**Directions for this task**
In the listing below, identify each line with the word "nвоздуха" and return those lines.

**Material for this exercise**

◇ ◇ ◇

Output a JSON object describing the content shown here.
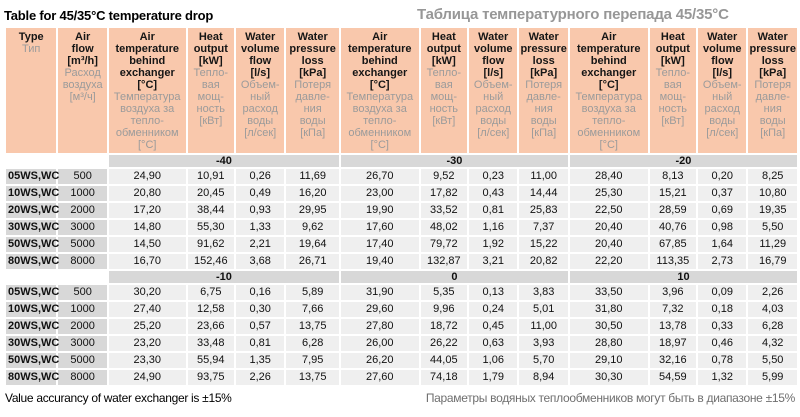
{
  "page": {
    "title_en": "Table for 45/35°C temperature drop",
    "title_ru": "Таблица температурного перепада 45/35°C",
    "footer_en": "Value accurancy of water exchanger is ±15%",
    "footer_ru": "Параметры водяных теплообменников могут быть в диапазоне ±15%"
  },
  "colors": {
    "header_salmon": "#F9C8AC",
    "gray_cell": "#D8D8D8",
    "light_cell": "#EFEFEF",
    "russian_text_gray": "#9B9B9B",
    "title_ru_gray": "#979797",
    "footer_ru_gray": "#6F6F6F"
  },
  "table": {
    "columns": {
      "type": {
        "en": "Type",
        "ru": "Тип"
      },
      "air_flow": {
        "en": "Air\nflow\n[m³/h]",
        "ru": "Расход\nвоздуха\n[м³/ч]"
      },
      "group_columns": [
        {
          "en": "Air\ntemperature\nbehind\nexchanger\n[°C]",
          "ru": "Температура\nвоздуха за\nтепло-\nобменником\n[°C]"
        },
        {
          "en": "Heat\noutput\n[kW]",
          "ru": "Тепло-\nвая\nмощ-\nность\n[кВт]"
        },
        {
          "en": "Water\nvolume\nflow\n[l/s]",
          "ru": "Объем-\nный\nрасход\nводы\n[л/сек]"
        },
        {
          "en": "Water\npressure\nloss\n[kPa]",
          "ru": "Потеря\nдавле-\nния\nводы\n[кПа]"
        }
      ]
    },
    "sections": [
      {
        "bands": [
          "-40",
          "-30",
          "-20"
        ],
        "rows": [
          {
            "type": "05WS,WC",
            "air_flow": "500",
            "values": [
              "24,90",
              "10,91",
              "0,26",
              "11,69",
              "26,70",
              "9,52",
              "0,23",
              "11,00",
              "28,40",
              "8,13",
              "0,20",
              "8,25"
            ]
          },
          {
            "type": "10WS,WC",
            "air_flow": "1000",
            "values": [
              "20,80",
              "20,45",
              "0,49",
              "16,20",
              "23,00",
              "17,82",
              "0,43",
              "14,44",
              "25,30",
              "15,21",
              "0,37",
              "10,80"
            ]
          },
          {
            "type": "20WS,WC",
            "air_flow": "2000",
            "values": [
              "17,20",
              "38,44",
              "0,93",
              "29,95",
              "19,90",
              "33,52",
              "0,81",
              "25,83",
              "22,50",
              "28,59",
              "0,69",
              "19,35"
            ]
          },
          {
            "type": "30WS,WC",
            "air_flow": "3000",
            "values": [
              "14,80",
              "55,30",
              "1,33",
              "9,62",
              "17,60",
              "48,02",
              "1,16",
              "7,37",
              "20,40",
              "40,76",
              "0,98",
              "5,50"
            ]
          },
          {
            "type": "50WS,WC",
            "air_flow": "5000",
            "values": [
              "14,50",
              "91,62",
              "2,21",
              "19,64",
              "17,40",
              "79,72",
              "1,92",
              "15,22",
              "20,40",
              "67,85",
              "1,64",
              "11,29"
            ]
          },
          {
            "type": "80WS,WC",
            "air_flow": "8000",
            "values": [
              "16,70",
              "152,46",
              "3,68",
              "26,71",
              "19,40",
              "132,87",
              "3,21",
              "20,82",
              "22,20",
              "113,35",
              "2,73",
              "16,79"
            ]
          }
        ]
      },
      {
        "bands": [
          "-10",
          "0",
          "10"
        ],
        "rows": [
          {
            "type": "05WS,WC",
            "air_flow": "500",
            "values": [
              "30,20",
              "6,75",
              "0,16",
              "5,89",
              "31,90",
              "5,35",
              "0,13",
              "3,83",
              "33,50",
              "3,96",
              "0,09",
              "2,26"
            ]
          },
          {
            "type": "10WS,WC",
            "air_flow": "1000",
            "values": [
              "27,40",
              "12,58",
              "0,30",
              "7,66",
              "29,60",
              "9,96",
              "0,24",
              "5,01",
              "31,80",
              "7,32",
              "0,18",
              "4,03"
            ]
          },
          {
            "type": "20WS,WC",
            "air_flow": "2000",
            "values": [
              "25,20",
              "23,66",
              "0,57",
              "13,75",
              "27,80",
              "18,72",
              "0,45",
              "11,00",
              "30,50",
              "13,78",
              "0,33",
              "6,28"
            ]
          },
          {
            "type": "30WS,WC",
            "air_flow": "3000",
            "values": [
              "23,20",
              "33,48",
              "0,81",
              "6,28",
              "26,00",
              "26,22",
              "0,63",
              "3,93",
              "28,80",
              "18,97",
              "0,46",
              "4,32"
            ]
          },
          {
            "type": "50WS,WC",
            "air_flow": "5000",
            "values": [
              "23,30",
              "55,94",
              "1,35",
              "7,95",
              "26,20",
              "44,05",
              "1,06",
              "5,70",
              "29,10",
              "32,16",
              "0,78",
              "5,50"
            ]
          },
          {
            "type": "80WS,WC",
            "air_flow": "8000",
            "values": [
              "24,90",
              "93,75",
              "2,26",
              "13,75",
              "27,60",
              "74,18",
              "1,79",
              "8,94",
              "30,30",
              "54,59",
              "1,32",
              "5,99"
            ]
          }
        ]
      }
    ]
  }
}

◇ ◇ ◇

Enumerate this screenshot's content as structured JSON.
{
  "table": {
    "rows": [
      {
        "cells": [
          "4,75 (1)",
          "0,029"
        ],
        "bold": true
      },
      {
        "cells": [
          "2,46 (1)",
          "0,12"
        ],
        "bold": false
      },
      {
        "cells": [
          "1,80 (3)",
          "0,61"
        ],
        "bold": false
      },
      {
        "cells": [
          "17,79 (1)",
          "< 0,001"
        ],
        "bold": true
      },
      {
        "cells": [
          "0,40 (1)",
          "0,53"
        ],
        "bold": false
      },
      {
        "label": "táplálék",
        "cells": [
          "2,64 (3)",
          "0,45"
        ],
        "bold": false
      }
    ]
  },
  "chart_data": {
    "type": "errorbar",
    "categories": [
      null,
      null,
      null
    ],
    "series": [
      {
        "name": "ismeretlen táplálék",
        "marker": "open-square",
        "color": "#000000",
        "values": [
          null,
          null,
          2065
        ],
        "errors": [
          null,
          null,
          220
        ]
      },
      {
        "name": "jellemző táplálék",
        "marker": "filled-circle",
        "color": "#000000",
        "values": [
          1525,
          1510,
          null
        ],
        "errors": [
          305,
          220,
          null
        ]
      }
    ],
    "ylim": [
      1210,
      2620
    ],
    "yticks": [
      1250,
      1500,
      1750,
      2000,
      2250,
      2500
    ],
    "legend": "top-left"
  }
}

◇ ◇ ◇

**Full response**
        "ru": "Расход\nвоздуха\n[м³/ч]"
          "ru": "Температура\nвоздуха за\nтепло-\nобменником\n[°C]"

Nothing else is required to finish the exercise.